— Start of Recorded data —

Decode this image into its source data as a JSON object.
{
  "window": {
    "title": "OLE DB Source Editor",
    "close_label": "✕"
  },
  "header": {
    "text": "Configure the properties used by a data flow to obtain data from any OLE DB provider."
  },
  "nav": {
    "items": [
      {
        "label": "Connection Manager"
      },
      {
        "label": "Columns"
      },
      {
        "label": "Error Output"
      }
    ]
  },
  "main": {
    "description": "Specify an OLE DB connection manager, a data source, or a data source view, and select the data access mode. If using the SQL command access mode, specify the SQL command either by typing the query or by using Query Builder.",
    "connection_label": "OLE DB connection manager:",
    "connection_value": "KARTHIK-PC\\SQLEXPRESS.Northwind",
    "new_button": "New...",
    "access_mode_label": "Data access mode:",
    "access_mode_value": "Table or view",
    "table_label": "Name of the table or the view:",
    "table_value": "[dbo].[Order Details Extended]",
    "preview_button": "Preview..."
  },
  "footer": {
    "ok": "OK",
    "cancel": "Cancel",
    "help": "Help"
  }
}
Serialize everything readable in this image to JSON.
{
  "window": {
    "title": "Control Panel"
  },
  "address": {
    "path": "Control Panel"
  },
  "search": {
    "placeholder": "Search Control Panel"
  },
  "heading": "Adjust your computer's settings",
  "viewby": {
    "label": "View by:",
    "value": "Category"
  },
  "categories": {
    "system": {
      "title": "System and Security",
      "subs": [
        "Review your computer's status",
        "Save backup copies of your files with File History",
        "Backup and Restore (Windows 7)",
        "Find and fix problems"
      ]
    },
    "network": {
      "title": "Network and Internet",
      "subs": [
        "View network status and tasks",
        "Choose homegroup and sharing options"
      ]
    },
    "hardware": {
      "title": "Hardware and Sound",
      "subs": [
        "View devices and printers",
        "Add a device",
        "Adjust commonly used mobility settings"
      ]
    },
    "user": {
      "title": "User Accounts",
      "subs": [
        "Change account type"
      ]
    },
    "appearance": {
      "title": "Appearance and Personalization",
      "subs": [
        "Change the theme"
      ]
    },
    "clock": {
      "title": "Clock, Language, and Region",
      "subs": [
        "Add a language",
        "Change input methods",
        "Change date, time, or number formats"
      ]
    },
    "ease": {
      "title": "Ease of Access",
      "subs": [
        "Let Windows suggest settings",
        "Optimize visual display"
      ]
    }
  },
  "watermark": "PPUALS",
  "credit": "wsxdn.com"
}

— End of Recorded data —

▶ **Problem requirements**
Repeat each record exactly, leaving nothing out.

▶ **Correct result**
Decode this image into its source data as a JSON object.
{
  "window": {
    "title": "OLE DB Source Editor",
    "close_label": "✕"
  },
  "header": {
    "text": "Configure the properties used by a data flow to obtain data from any OLE DB provider."
  },
  "nav": {
    "items": [
      {
        "label": "Connection Manager"
      },
      {
        "label": "Columns"
      },
      {
        "label": "Error Output"
      }
    ]
  },
  "main": {
    "description": "Specify an OLE DB connection manager, a data source, or a data source view, and select the data access mode. If using the SQL command access mode, specify the SQL command either by typing the query or by using Query Builder.",
    "connection_label": "OLE DB connection manager:",
    "connection_value": "KARTHIK-PC\\SQLEXPRESS.Northwind",
    "new_button": "New...",
    "access_mode_label": "Data access mode:",
    "access_mode_value": "Table or view",
    "table_label": "Name of the table or the view:",
    "table_value": "[dbo].[Order Details Extended]",
    "preview_button": "Preview..."
  },
  "footer": {
    "ok": "OK",
    "cancel": "Cancel",
    "help": "Help"
  }
}
Serialize everything readable in this image to JSON.
{
  "window": {
    "title": "Control Panel"
  },
  "address": {
    "path": "Control Panel"
  },
  "search": {
    "placeholder": "Search Control Panel"
  },
  "heading": "Adjust your computer's settings",
  "viewby": {
    "label": "View by:",
    "value": "Category"
  },
  "categories": {
    "system": {
      "title": "System and Security",
      "subs": [
        "Review your computer's status",
        "Save backup copies of your files with File History",
        "Backup and Restore (Windows 7)",
        "Find and fix problems"
      ]
    },
    "network": {
      "title": "Network and Internet",
      "subs": [
        "View network status and tasks",
        "Choose homegroup and sharing options"
      ]
    },
    "hardware": {
      "title": "Hardware and Sound",
      "subs": [
        "View devices and printers",
        "Add a device",
        "Adjust commonly used mobility settings"
      ]
    },
    "user": {
      "title": "User Accounts",
      "subs": [
        "Change account type"
      ]
    },
    "appearance": {
      "title": "Appearance and Personalization",
      "subs": [
        "Change the theme"
      ]
    },
    "clock": {
      "title": "Clock, Language, and Region",
      "subs": [
        "Add a language",
        "Change input methods",
        "Change date, time, or number formats"
      ]
    },
    "ease": {
      "title": "Ease of Access",
      "subs": [
        "Let Windows suggest settings",
        "Optimize visual display"
      ]
    }
  },
  "watermark": "PPUALS",
  "credit": "wsxdn.com"
}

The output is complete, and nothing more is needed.